◆ RECORD LIST ◆
-*-*-
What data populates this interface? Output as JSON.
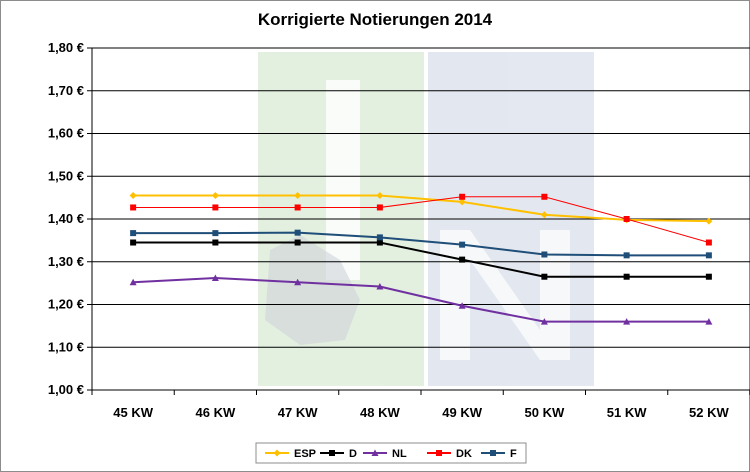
{
  "chart_data": {
    "type": "line",
    "title": "Korrigierte Notierungen 2014",
    "xlabel": "",
    "ylabel": "",
    "categories": [
      "45 KW",
      "46 KW",
      "47 KW",
      "48 KW",
      "49 KW",
      "50 KW",
      "51 KW",
      "52 KW"
    ],
    "ylim": [
      1.0,
      1.8
    ],
    "yticks": [
      1.0,
      1.1,
      1.2,
      1.3,
      1.4,
      1.5,
      1.6,
      1.7,
      1.8
    ],
    "ytick_labels": [
      "1,00 €",
      "1,10 €",
      "1,20 €",
      "1,30 €",
      "1,40 €",
      "1,50 €",
      "1,60 €",
      "1,70 €",
      "1,80 €"
    ],
    "grid": "horizontal",
    "legend_position": "bottom",
    "series": [
      {
        "name": "ESP",
        "color": "#ffc000",
        "marker": "diamond",
        "values": [
          1.455,
          1.455,
          1.455,
          1.455,
          1.44,
          1.41,
          1.398,
          1.395
        ]
      },
      {
        "name": "D",
        "color": "#000000",
        "marker": "square",
        "values": [
          1.345,
          1.345,
          1.345,
          1.345,
          1.305,
          1.265,
          1.265,
          1.265
        ]
      },
      {
        "name": "NL",
        "color": "#7030a0",
        "marker": "triangle",
        "values": [
          1.252,
          1.262,
          1.252,
          1.242,
          1.197,
          1.16,
          1.16,
          1.16
        ]
      },
      {
        "name": "DK",
        "color": "#ff0000",
        "marker": "square",
        "values": [
          1.427,
          1.427,
          1.427,
          1.427,
          1.452,
          1.452,
          1.4,
          1.345
        ]
      },
      {
        "name": "F",
        "color": "#1f4e79",
        "marker": "square",
        "values": [
          1.367,
          1.367,
          1.368,
          1.357,
          1.34,
          1.317,
          1.315,
          1.315
        ]
      }
    ]
  }
}
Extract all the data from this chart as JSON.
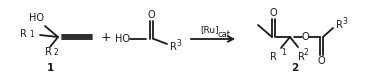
{
  "bg_color": "#ffffff",
  "text_color": "#1a1a1a",
  "figsize": [
    3.66,
    0.77
  ],
  "dpi": 100,
  "arrow_label": "[Ru]",
  "arrow_sublabel": "cat",
  "compound1_label": "1",
  "compound2_label": "2",
  "line_width": 1.3,
  "font_size_main": 7.0,
  "font_size_super": 5.5,
  "font_size_label": 7.5,
  "plus_font_size": 9.0
}
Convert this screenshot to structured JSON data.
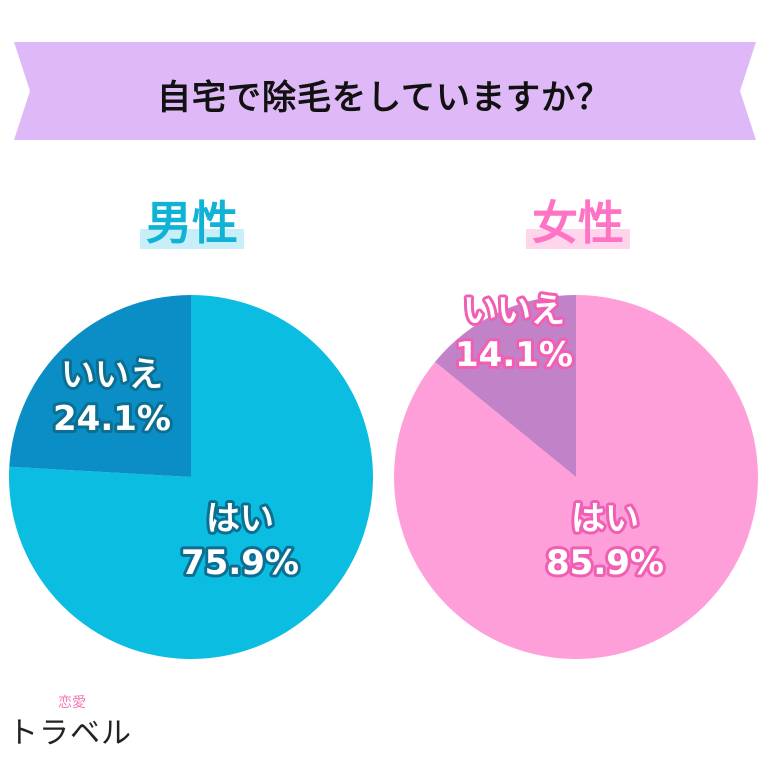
-*-*-
◆ DIRECTION ◆
Give the data above again in full and unchanged, skipping the pictures.

◆ TASK RESULT ◆
What data populates this interface? Output as JSON.
{
  "chart_data": {
    "type": "line",
    "title": "Korrigierte Notierungen 2014",
    "xlabel": "",
    "ylabel": "",
    "categories": [
      "45 KW",
      "46 KW",
      "47 KW",
      "48 KW",
      "49 KW",
      "50 KW",
      "51 KW",
      "52 KW"
    ],
    "ylim": [
      1.0,
      1.8
    ],
    "yticks": [
      1.0,
      1.1,
      1.2,
      1.3,
      1.4,
      1.5,
      1.6,
      1.7,
      1.8
    ],
    "ytick_labels": [
      "1,00 €",
      "1,10 €",
      "1,20 €",
      "1,30 €",
      "1,40 €",
      "1,50 €",
      "1,60 €",
      "1,70 €",
      "1,80 €"
    ],
    "grid": "horizontal",
    "legend_position": "bottom",
    "series": [
      {
        "name": "ESP",
        "color": "#ffc000",
        "marker": "diamond",
        "values": [
          1.455,
          1.455,
          1.455,
          1.455,
          1.44,
          1.41,
          1.398,
          1.395
        ]
      },
      {
        "name": "D",
        "color": "#000000",
        "marker": "square",
        "values": [
          1.345,
          1.345,
          1.345,
          1.345,
          1.305,
          1.265,
          1.265,
          1.265
        ]
      },
      {
        "name": "NL",
        "color": "#7030a0",
        "marker": "triangle",
        "values": [
          1.252,
          1.262,
          1.252,
          1.242,
          1.197,
          1.16,
          1.16,
          1.16
        ]
      },
      {
        "name": "DK",
        "color": "#ff0000",
        "marker": "square",
        "values": [
          1.427,
          1.427,
          1.427,
          1.427,
          1.452,
          1.452,
          1.4,
          1.345
        ]
      },
      {
        "name": "F",
        "color": "#1f4e79",
        "marker": "square",
        "values": [
          1.367,
          1.367,
          1.368,
          1.357,
          1.34,
          1.317,
          1.315,
          1.315
        ]
      }
    ]
  }
}
Extract all the data from this chart as JSON.
{
  "bg_color": "#ffffff",
  "text_color": "#1a1a1a",
  "figsize": [
    3.66,
    0.77
  ],
  "dpi": 100,
  "arrow_label": "[Ru]",
  "arrow_sublabel": "cat",
  "compound1_label": "1",
  "compound2_label": "2",
  "line_width": 1.3,
  "font_size_main": 7.0,
  "font_size_super": 5.5,
  "font_size_label": 7.5,
  "plus_font_size": 9.0
}
Convert this screenshot to structured JSON data.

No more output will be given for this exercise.